*REQUIREMENT*:
Spot each line in the records below where the word "this" occurs, then copy it.

*DATA LISTING*:
──────────────────────────────

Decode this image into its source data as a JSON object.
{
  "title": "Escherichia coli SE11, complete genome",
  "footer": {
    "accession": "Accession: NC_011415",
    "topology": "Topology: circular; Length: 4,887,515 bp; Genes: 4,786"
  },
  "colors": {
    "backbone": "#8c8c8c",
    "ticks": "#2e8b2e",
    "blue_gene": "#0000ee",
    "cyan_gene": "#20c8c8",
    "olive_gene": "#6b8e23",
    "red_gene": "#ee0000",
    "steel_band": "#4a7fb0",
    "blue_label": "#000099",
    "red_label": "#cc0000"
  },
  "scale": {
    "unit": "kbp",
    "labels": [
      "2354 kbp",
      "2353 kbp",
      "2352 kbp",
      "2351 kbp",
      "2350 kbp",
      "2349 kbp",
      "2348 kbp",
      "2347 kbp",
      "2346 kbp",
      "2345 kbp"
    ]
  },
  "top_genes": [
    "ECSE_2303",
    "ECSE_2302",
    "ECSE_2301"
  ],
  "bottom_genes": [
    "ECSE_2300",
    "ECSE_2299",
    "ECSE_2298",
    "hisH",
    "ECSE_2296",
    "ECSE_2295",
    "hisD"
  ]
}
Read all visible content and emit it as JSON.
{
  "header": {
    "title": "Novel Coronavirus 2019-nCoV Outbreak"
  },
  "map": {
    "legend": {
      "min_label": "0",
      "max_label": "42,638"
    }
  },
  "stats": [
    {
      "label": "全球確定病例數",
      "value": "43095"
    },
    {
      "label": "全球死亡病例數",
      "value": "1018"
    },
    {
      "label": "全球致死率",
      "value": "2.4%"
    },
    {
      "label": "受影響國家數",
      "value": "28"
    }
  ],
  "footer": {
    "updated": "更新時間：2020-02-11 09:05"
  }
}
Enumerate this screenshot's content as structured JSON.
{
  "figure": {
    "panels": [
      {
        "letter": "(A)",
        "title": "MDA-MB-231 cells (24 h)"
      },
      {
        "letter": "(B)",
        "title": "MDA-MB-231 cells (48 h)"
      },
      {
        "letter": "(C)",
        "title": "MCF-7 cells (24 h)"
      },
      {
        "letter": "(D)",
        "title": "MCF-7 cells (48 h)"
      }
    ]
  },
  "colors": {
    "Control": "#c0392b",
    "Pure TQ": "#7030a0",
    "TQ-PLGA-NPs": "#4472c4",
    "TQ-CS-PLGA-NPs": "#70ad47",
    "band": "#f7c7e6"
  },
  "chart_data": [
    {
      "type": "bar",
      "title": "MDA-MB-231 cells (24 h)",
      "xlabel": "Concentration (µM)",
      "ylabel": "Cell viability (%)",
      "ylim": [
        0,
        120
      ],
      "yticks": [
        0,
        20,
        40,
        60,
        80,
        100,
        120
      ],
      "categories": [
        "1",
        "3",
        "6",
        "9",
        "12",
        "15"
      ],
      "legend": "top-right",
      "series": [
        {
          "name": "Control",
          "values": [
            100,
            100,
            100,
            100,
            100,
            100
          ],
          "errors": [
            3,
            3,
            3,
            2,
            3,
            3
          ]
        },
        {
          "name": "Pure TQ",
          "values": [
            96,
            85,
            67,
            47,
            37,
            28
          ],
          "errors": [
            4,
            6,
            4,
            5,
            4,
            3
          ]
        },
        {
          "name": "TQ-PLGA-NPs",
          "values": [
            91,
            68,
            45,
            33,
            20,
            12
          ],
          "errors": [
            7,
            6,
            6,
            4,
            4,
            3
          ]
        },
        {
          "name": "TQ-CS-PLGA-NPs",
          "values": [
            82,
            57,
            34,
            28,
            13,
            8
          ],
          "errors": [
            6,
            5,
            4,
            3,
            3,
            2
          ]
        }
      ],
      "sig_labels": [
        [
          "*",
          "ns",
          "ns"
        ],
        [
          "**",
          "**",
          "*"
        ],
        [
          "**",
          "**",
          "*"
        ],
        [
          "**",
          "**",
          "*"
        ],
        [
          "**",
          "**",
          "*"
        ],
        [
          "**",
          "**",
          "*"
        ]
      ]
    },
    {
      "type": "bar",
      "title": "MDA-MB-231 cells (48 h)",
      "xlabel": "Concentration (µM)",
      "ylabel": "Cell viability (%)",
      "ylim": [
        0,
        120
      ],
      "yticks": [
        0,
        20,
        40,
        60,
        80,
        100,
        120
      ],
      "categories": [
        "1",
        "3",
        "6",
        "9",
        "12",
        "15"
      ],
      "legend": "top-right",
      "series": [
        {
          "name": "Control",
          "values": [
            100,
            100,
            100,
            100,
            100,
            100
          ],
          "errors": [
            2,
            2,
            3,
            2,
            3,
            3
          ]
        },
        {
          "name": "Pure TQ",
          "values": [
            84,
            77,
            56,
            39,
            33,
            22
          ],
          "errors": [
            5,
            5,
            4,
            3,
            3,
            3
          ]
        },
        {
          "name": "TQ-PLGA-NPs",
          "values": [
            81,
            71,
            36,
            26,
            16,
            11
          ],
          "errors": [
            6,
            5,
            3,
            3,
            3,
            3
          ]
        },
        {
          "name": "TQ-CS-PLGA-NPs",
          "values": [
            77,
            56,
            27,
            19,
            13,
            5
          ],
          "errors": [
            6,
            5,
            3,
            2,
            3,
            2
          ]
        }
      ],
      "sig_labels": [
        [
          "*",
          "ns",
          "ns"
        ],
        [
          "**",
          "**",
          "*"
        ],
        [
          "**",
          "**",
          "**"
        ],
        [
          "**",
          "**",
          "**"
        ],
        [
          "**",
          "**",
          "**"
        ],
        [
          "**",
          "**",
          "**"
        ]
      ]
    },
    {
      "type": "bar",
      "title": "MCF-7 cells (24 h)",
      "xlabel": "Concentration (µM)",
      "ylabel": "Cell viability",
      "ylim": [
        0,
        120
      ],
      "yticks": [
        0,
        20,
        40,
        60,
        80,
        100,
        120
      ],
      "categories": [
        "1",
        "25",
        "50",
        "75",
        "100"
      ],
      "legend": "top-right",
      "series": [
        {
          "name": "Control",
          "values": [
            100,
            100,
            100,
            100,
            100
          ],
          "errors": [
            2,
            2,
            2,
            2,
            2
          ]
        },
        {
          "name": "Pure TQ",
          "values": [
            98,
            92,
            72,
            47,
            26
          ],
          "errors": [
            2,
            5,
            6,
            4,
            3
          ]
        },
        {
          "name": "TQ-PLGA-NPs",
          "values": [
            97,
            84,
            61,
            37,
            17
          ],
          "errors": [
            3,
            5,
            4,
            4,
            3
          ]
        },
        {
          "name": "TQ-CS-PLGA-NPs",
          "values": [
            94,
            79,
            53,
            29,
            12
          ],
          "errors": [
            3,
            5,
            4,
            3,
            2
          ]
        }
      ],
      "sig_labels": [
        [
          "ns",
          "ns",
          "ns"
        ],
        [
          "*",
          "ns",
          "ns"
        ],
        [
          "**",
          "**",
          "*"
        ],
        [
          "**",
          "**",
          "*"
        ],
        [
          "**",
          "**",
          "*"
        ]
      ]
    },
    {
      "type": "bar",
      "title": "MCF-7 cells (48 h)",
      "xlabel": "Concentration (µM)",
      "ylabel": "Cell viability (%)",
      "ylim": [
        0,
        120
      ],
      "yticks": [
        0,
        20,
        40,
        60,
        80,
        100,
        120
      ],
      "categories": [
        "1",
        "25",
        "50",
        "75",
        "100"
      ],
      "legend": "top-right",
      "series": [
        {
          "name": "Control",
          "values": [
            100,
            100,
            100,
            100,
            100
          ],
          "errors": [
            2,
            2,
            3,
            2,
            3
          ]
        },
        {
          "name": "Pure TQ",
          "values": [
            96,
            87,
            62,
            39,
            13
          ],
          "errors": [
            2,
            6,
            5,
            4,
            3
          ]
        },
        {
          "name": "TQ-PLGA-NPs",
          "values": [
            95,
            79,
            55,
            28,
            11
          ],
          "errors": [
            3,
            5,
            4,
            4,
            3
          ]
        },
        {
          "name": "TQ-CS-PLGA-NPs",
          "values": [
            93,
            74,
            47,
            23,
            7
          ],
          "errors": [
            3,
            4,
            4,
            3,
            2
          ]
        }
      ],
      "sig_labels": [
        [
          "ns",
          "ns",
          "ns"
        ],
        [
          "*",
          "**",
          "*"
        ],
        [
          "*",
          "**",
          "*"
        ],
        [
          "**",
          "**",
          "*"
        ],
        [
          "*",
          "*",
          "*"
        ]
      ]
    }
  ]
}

──────────────────────────────

*RESULT OF THE EXERCISE*:
Decode this image into its source data as a JSON object.
Enumerate this screenshot's content as structured JSON.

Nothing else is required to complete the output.